** start Given data **

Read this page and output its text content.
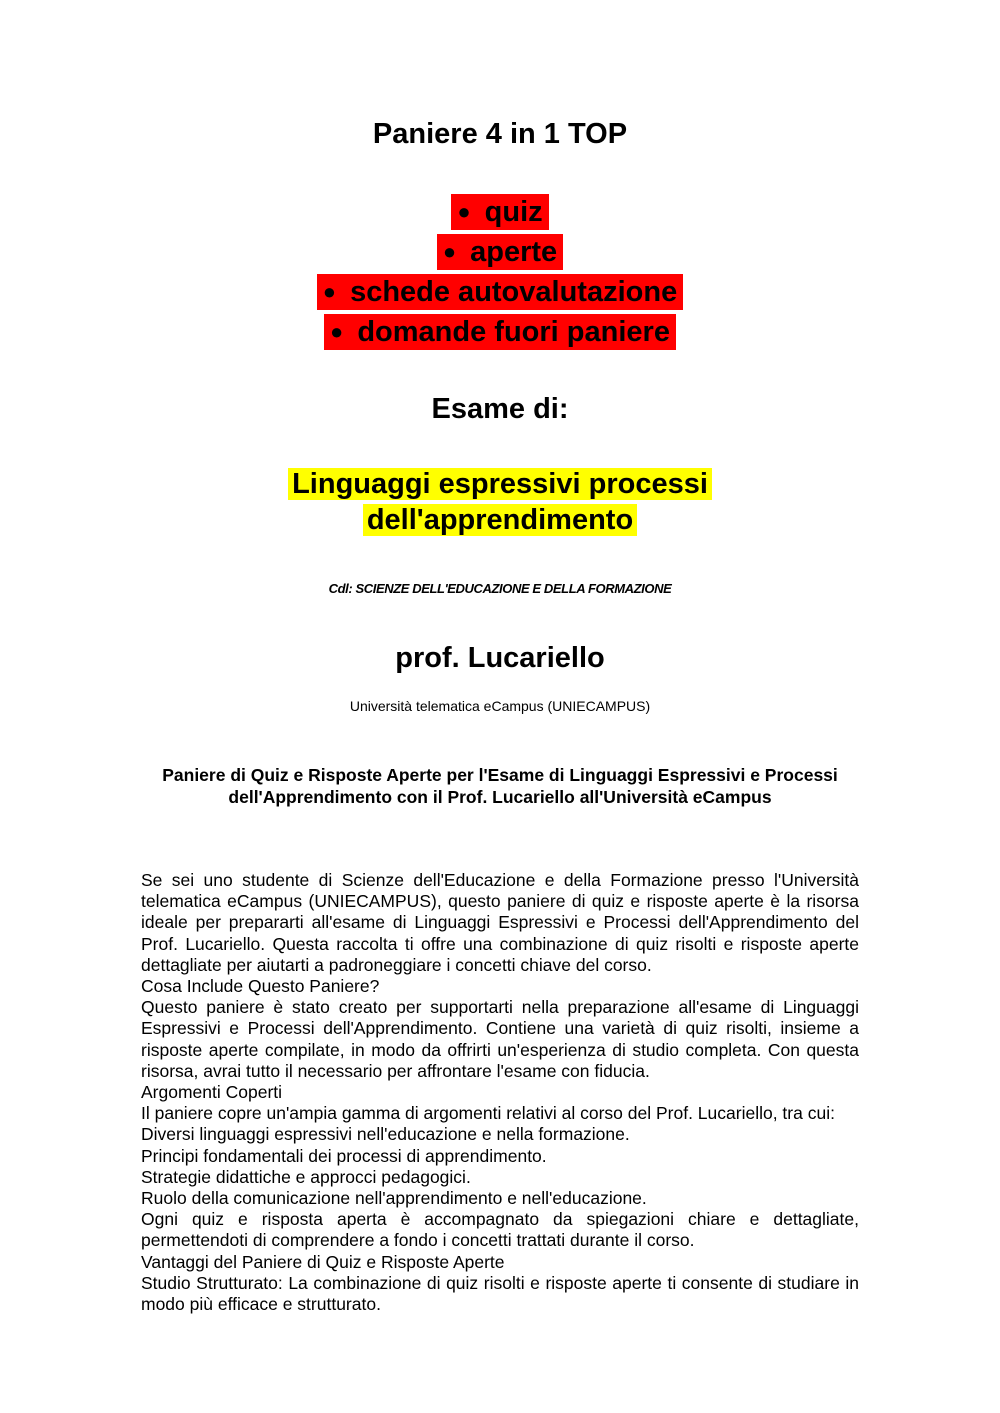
Paniere 4 in 1 TOP
● quiz
● aperte
● schede autovalutazione
● domande fuori paniere
Esame di:
Linguaggi espressivi processi
dell'apprendimento
Cdl: SCIENZE DELL'EDUCAZIONE E DELLA FORMAZIONE
prof. Lucariello
Università telematica eCampus (UNIECAMPUS)
Paniere di Quiz e Risposte Aperte per l'Esame di Linguaggi Espressivi e Processi
dell'Apprendimento con il Prof. Lucariello all'Università eCampus

Se sei uno studente di Scienze dell'Educazione e della Formazione presso l'Università telematica eCampus (UNIECAMPUS), questo paniere di quiz e risposte aperte è la risorsa ideale per prepararti all'esame di Linguaggi Espressivi e Processi dell'Apprendimento del Prof. Lucariello. Questa raccolta ti offre una combinazione di quiz risolti e risposte aperte dettagliate per aiutarti a padroneggiare i concetti chiave del corso.

Cosa Include Questo Paniere?

Questo paniere è stato creato per supportarti nella preparazione all'esame di Linguaggi Espressivi e Processi dell'Apprendimento. Contiene una varietà di quiz risolti, insieme a risposte aperte compilate, in modo da offrirti un'esperienza di studio completa. Con questa risorsa, avrai tutto il necessario per affrontare l'esame con fiducia.

Argomenti Coperti

Il paniere copre un'ampia gamma di argomenti relativi al corso del Prof. Lucariello, tra cui:

Diversi linguaggi espressivi nell'educazione e nella formazione.

Principi fondamentali dei processi di apprendimento.

Strategie didattiche e approcci pedagogici.

Ruolo della comunicazione nell'apprendimento e nell'educazione.

Ogni quiz e risposta aperta è accompagnato da spiegazioni chiare e dettagliate, permettendoti di comprendere a fondo i concetti trattati durante il corso.

Vantaggi del Paniere di Quiz e Risposte Aperte

Studio Strutturato: La combinazione di quiz risolti e risposte aperte ti consente di studiare in modo più efficace e strutturato.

** end Given data **

• Job: Nothing but the pictures may be dropped; output the records above exactly.

• Solution to this problem:
Read this page and output its text content.
Paniere 4 in 1 TOP
● quiz
● aperte
● schede autovalutazione
● domande fuori paniere
Esame di:
Linguaggi espressivi processi
dell'apprendimento
Cdl: SCIENZE DELL'EDUCAZIONE E DELLA FORMAZIONE
prof. Lucariello
Università telematica eCampus (UNIECAMPUS)
Paniere di Quiz e Risposte Aperte per l'Esame di Linguaggi Espressivi e Processi
dell'Apprendimento con il Prof. Lucariello all'Università eCampus

Se sei uno studente di Scienze dell'Educazione e della Formazione presso l'Università telematica eCampus (UNIECAMPUS), questo paniere di quiz e risposte aperte è la risorsa ideale per prepararti all'esame di Linguaggi Espressivi e Processi dell'Apprendimento del Prof. Lucariello. Questa raccolta ti offre una combinazione di quiz risolti e risposte aperte dettagliate per aiutarti a padroneggiare i concetti chiave del corso.

Cosa Include Questo Paniere?

Questo paniere è stato creato per supportarti nella preparazione all'esame di Linguaggi Espressivi e Processi dell'Apprendimento. Contiene una varietà di quiz risolti, insieme a risposte aperte compilate, in modo da offrirti un'esperienza di studio completa. Con questa risorsa, avrai tutto il necessario per affrontare l'esame con fiducia.

Argomenti Coperti

Il paniere copre un'ampia gamma di argomenti relativi al corso del Prof. Lucariello, tra cui:

Diversi linguaggi espressivi nell'educazione e nella formazione.

Principi fondamentali dei processi di apprendimento.

Strategie didattiche e approcci pedagogici.

Ruolo della comunicazione nell'apprendimento e nell'educazione.

Ogni quiz e risposta aperta è accompagnato da spiegazioni chiare e dettagliate, permettendoti di comprendere a fondo i concetti trattati durante il corso.

Vantaggi del Paniere di Quiz e Risposte Aperte

Studio Strutturato: La combinazione di quiz risolti e risposte aperte ti consente di studiare in modo più efficace e strutturato.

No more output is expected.